* start *

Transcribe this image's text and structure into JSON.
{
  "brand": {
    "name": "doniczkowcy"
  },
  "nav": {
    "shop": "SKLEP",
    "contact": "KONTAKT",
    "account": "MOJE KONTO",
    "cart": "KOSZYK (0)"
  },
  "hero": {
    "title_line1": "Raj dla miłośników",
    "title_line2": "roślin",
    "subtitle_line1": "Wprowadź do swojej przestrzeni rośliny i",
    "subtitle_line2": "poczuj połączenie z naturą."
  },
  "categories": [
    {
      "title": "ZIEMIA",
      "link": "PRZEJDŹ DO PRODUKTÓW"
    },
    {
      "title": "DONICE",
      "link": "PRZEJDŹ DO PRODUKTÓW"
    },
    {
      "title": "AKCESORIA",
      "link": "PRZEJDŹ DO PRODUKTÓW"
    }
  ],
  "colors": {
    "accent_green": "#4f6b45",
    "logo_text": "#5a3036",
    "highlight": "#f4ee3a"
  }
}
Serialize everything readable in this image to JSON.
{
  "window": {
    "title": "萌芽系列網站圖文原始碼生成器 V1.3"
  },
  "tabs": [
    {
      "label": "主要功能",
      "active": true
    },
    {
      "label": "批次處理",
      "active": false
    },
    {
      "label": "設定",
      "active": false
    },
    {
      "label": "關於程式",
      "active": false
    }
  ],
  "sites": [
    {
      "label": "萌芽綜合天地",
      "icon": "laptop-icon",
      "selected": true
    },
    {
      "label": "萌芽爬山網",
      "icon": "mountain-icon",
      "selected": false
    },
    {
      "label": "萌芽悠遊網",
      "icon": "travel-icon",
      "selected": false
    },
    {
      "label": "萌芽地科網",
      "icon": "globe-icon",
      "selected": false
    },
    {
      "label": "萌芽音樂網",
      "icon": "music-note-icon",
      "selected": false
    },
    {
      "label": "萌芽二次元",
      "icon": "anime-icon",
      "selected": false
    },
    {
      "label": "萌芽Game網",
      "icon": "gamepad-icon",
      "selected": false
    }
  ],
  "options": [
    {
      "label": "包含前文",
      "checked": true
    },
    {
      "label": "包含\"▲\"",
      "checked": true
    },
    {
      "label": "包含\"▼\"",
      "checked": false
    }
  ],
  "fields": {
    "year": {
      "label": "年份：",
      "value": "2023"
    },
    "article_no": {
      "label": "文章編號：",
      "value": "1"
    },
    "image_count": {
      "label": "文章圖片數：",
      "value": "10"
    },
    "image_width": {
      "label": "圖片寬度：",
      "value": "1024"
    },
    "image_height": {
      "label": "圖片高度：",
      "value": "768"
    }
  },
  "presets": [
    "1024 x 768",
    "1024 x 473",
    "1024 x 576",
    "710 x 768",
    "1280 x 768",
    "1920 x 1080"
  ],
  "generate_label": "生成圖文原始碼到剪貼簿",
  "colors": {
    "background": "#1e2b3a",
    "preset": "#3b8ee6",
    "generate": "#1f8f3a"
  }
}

* end *

[Instruction] Restate every entry word for word.

[Solution below]
Transcribe this image's text and structure into JSON.
{
  "brand": {
    "name": "doniczkowcy"
  },
  "nav": {
    "shop": "SKLEP",
    "contact": "KONTAKT",
    "account": "MOJE KONTO",
    "cart": "KOSZYK (0)"
  },
  "hero": {
    "title_line1": "Raj dla miłośników",
    "title_line2": "roślin",
    "subtitle_line1": "Wprowadź do swojej przestrzeni rośliny i",
    "subtitle_line2": "poczuj połączenie z naturą."
  },
  "categories": [
    {
      "title": "ZIEMIA",
      "link": "PRZEJDŹ DO PRODUKTÓW"
    },
    {
      "title": "DONICE",
      "link": "PRZEJDŹ DO PRODUKTÓW"
    },
    {
      "title": "AKCESORIA",
      "link": "PRZEJDŹ DO PRODUKTÓW"
    }
  ],
  "colors": {
    "accent_green": "#4f6b45",
    "logo_text": "#5a3036",
    "highlight": "#f4ee3a"
  }
}
Serialize everything readable in this image to JSON.
{
  "window": {
    "title": "萌芽系列網站圖文原始碼生成器 V1.3"
  },
  "tabs": [
    {
      "label": "主要功能",
      "active": true
    },
    {
      "label": "批次處理",
      "active": false
    },
    {
      "label": "設定",
      "active": false
    },
    {
      "label": "關於程式",
      "active": false
    }
  ],
  "sites": [
    {
      "label": "萌芽綜合天地",
      "icon": "laptop-icon",
      "selected": true
    },
    {
      "label": "萌芽爬山網",
      "icon": "mountain-icon",
      "selected": false
    },
    {
      "label": "萌芽悠遊網",
      "icon": "travel-icon",
      "selected": false
    },
    {
      "label": "萌芽地科網",
      "icon": "globe-icon",
      "selected": false
    },
    {
      "label": "萌芽音樂網",
      "icon": "music-note-icon",
      "selected": false
    },
    {
      "label": "萌芽二次元",
      "icon": "anime-icon",
      "selected": false
    },
    {
      "label": "萌芽Game網",
      "icon": "gamepad-icon",
      "selected": false
    }
  ],
  "options": [
    {
      "label": "包含前文",
      "checked": true
    },
    {
      "label": "包含\"▲\"",
      "checked": true
    },
    {
      "label": "包含\"▼\"",
      "checked": false
    }
  ],
  "fields": {
    "year": {
      "label": "年份：",
      "value": "2023"
    },
    "article_no": {
      "label": "文章編號：",
      "value": "1"
    },
    "image_count": {
      "label": "文章圖片數：",
      "value": "10"
    },
    "image_width": {
      "label": "圖片寬度：",
      "value": "1024"
    },
    "image_height": {
      "label": "圖片高度：",
      "value": "768"
    }
  },
  "presets": [
    "1024 x 768",
    "1024 x 473",
    "1024 x 576",
    "710 x 768",
    "1280 x 768",
    "1920 x 1080"
  ],
  "generate_label": "生成圖文原始碼到剪貼簿",
  "colors": {
    "background": "#1e2b3a",
    "preset": "#3b8ee6",
    "generate": "#1f8f3a"
  }
}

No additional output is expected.